完成下列各项:
1. 根据阅读文本,巨噬细胞分泌哪种蛋白?该蛋白作用于COL12A1阳性间充质干细胞的哪种受体?
2. 用两句话概括阅读文本的内容。
3. 将阅读文本中从"为此,本发明提供了适用于异位"到"的表达,促进异位骨化的发生。"的部分重写一遍,把其中的"异位骨化"一律改为"异位钙化"。

阅读文本:
-- -- --
为此,本发明提供了适用于异位骨化早期筛查及诊疗的分子标志物SPP1及应用解决上述问题。
发明内容
为实现以上目的,本发明通过以下技术方案予以实现:SPP1在异位骨化中的应用,本发明的第一方面,提供适用于异位骨化早期筛查及诊断的分子标志物:
构建小鼠异位骨化模型,分别在术后0,3,7,21天收集手术组织,进行单细胞测序和生物信息学分析,发现间充质干细胞在模型组的数量显著增加,尤其在术后7和21天呈逐渐上升趋势。进一步,对间充质干细胞进行细胞亚群分析,发现COL12A1阳性的间充质干细胞细胞比例在术后呈逐渐上升趋势,且在术后第七天达到高峰。对不同群的间充质干细胞进行功能分析,发现COL12A1阳性的间充质干细胞与异位骨化的形成密切相关,表达多种成骨分化相关的基因,包括Mef2C,Sox9,Tead1,和Mkx。并在体外细胞实验和动物实验中得到验证。进一步生物信息学分析发现巨噬细胞在异位骨化形成中扮演重要角色,细胞亚群分析表明SPP1阳性的巨噬细胞是促进COL12A1阳性的间充质干细胞发生异位骨化的最关键的细胞群,其细胞比例的变化趋势和COL12A1阳性的间充质干细胞细胞基本保持一致。小鼠跟腱组织流式分选和免疫荧光染色也进一步证实了单细胞测序揭示的SPP1阳性的巨噬细胞在手术之后变化特点。随后,进一步分析了巨噬细胞与间充质干细胞的细胞交互,表明巨噬细胞同通过分泌SPP1蛋白,作用于COL12A1阳性的间充质干细胞的Integrin受体,促进间充质干细胞成软骨和成骨相关基因的表达,促进异位骨化的发生。
-- -- --
所示材料:
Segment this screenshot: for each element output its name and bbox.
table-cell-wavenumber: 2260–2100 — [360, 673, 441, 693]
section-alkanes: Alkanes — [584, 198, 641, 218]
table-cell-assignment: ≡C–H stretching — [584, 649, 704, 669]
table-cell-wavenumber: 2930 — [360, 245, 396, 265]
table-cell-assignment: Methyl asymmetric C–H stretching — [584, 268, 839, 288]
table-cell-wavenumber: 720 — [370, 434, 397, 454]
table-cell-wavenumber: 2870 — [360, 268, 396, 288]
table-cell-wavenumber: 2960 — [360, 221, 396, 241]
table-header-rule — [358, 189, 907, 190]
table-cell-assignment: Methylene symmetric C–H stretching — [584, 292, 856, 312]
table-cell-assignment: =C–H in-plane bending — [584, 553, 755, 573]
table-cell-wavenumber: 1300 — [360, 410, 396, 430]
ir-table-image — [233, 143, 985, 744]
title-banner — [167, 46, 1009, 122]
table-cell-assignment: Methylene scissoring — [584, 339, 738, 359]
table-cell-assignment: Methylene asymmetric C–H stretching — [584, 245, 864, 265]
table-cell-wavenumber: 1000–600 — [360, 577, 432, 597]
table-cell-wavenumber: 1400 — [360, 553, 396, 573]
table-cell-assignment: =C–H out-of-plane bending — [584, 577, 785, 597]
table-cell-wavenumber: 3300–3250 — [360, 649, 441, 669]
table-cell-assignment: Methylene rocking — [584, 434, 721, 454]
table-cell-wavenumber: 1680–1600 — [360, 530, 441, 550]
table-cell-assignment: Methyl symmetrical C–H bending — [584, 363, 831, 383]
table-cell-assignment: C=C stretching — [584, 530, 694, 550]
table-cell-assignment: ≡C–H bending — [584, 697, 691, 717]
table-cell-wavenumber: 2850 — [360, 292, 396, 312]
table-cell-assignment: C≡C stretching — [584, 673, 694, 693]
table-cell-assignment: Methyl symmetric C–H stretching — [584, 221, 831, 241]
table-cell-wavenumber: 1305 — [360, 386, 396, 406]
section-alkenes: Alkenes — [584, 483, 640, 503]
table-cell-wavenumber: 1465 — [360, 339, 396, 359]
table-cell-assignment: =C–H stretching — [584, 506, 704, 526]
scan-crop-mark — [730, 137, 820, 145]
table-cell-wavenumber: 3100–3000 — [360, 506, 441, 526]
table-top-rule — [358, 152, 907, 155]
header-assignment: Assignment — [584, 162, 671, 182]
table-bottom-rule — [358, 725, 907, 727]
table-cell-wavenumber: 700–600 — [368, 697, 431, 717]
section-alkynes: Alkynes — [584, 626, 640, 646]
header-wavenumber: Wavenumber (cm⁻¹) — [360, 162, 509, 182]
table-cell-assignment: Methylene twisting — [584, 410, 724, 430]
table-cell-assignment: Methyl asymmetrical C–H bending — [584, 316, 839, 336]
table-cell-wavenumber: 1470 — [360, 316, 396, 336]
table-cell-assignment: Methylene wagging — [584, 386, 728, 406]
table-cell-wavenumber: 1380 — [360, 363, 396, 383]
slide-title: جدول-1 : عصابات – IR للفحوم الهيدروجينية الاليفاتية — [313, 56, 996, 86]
-- -- --
各项答案:
1. 巨噬细胞分泌SPP1蛋白,作用于COL12A1阳性间充质干细胞的Integrin受体。

2. 阅读文本介绍了一项以SPP1作为异位骨化早期筛查及诊断分子标志物的发明。研究人员通过小鼠异位骨化模型的单细胞测序等分析发现,COL12A1阳性间充质干细胞与异位骨化形成密切相关;SPP1阳性巨噬细胞分泌SPP1蛋白,作用于这类细胞的Integrin受体,促进成软骨和成骨相关基因的表达,从而促进异位骨化的发生。

3.
为此,本发明提供了适用于异位钙化早期筛查及诊疗的分子标志物SPP1及应用解决上述问题。
发明内容
为实现以上目的,本发明通过以下技术方案予以实现:SPP1在异位钙化中的应用,本发明的第一方面,提供适用于异位钙化早期筛查及诊断的分子标志物:
构建小鼠异位钙化模型,分别在术后0,3,7,21天收集手术组织,进行单细胞测序和生物信息学分析,发现间充质干细胞在模型组的数量显著增加,尤其在术后7和21天呈逐渐上升趋势。进一步,对间充质干细胞进行细胞亚群分析,发现COL12A1阳性的间充质干细胞细胞比例在术后呈逐渐上升趋势,且在术后第七天达到高峰。对不同群的间充质干细胞进行功能分析,发现COL12A1阳性的间充质干细胞与异位钙化的形成密切相关,表达多种成骨分化相关的基因,包括Mef2C,Sox9,Tead1,和Mkx。并在体外细胞实验和动物实验中得到验证。进一步生物信息学分析发现巨噬细胞在异位钙化形成中扮演重要角色,细胞亚群分析表明SPP1阳性的巨噬细胞是促进COL12A1阳性的间充质干细胞发生异位钙化的最关键的细胞群,其细胞比例的变化趋势和COL12A1阳性的间充质干细胞细胞基本保持一致。小鼠跟腱组织流式分选和免疫荧光染色也进一步证实了单细胞测序揭示的SPP1阳性的巨噬细胞在手术之后变化特点。随后,进一步分析了巨噬细胞与间充质干细胞的细胞交互,表明巨噬细胞同通过分泌SPP1蛋白,作用于COL12A1阳性的间充质干细胞的Integrin受体,促进间充质干细胞成软骨和成骨相关基因的表达,促进异位钙化的发生。